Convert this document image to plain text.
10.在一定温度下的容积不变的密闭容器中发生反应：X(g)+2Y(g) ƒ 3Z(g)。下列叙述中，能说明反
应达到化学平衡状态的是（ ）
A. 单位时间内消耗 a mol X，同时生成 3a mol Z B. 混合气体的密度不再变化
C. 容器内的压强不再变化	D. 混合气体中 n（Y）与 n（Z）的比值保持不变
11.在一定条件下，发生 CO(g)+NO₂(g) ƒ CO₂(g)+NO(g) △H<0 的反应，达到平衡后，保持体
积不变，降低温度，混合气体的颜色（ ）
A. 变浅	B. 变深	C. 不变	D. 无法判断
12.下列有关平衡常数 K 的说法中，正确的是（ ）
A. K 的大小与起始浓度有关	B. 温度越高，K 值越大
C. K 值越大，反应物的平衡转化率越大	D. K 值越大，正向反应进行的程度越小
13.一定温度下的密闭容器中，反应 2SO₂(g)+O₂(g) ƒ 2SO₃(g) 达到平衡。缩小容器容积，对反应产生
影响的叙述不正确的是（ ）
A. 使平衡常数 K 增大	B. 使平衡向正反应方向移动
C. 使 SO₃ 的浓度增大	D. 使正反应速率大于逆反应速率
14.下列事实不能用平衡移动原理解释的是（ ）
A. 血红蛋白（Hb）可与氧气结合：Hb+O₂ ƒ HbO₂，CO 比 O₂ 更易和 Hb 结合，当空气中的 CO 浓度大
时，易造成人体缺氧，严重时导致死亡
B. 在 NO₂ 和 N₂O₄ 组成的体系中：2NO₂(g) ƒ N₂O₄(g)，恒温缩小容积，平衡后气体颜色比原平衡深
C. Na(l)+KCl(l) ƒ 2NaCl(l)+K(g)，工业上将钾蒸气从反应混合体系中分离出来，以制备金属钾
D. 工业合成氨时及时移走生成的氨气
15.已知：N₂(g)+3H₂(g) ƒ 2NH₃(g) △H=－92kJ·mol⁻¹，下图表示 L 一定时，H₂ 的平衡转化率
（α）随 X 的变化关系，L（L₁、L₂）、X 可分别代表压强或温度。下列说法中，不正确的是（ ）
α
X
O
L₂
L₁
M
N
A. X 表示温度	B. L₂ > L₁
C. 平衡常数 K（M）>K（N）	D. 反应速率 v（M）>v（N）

::::::::::

- **Written task**:
Retype all of the material, keeping each line exact.

- **Response to this exercise**:
Convert this document image to plain text.
10.在一定温度下的容积不变的密闭容器中发生反应：X(g)+2Y(g) ƒ 3Z(g)。下列叙述中，能说明反
应达到化学平衡状态的是（ ）
A. 单位时间内消耗 a mol X，同时生成 3a mol Z B. 混合气体的密度不再变化
C. 容器内的压强不再变化	D. 混合气体中 n（Y）与 n（Z）的比值保持不变
11.在一定条件下，发生 CO(g)+NO₂(g) ƒ CO₂(g)+NO(g) △H<0 的反应，达到平衡后，保持体
积不变，降低温度，混合气体的颜色（ ）
A. 变浅	B. 变深	C. 不变	D. 无法判断
12.下列有关平衡常数 K 的说法中，正确的是（ ）
A. K 的大小与起始浓度有关	B. 温度越高，K 值越大
C. K 值越大，反应物的平衡转化率越大	D. K 值越大，正向反应进行的程度越小
13.一定温度下的密闭容器中，反应 2SO₂(g)+O₂(g) ƒ 2SO₃(g) 达到平衡。缩小容器容积，对反应产生
影响的叙述不正确的是（ ）
A. 使平衡常数 K 增大	B. 使平衡向正反应方向移动
C. 使 SO₃ 的浓度增大	D. 使正反应速率大于逆反应速率
14.下列事实不能用平衡移动原理解释的是（ ）
A. 血红蛋白（Hb）可与氧气结合：Hb+O₂ ƒ HbO₂，CO 比 O₂ 更易和 Hb 结合，当空气中的 CO 浓度大
时，易造成人体缺氧，严重时导致死亡
B. 在 NO₂ 和 N₂O₄ 组成的体系中：2NO₂(g) ƒ N₂O₄(g)，恒温缩小容积，平衡后气体颜色比原平衡深
C. Na(l)+KCl(l) ƒ 2NaCl(l)+K(g)，工业上将钾蒸气从反应混合体系中分离出来，以制备金属钾
D. 工业合成氨时及时移走生成的氨气
15.已知：N₂(g)+3H₂(g) ƒ 2NH₃(g) △H=－92kJ·mol⁻¹，下图表示 L 一定时，H₂ 的平衡转化率
（α）随 X 的变化关系，L（L₁、L₂）、X 可分别代表压强或温度。下列说法中，不正确的是（ ）
α
X
O
L₂
L₁
M
N
A. X 表示温度	B. L₂ > L₁
C. 平衡常数 K（M）>K（N）	D. 反应速率 v（M）>v（N）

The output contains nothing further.